> Requirements
Keep only those lines of the records that include the string "this".

[Data records]
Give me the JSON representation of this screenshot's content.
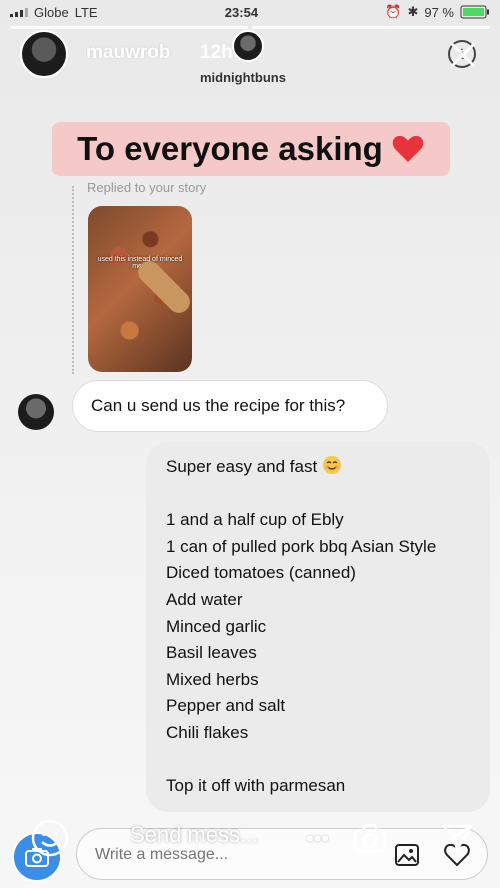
{
  "status_bar": {
    "carrier": "Globe",
    "network": "LTE",
    "time": "23:54",
    "battery": "97 %"
  },
  "story_header": {
    "username": "mauwrob",
    "time_ago": "12h",
    "recipient": "midnightbuns"
  },
  "banner": {
    "text": "To everyone asking"
  },
  "reply": {
    "label": "Replied to your story",
    "thumbnail_caption": "used this instead of minced meat"
  },
  "messages": {
    "incoming": "Can u send us the recipe for this?",
    "outgoing_lines": [
      "Super easy and fast",
      "",
      "1 and a half cup of Ebly",
      "1 can of pulled pork bbq Asian Style",
      "Diced tomatoes (canned)",
      "Add water",
      "Minced garlic",
      "Basil leaves",
      "Mixed herbs",
      "Pepper and salt",
      "Chili flakes",
      "",
      "Top it off with parmesan"
    ]
  },
  "composer": {
    "placeholder": "Write a message...",
    "overlay_text": "Send mess...",
    "dots": "•••"
  },
  "colors": {
    "banner_bg": "#f6c9c9",
    "camera_button": "#3b8ee8",
    "outgoing_bubble": "#ebebeb",
    "heart": "#e8323c"
  }
}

> Reply
Give me the JSON representation of this screenshot's content.
    "thumbnail_caption": "used this instead of minced meat"
    "incoming": "Can u send us the recipe for this?",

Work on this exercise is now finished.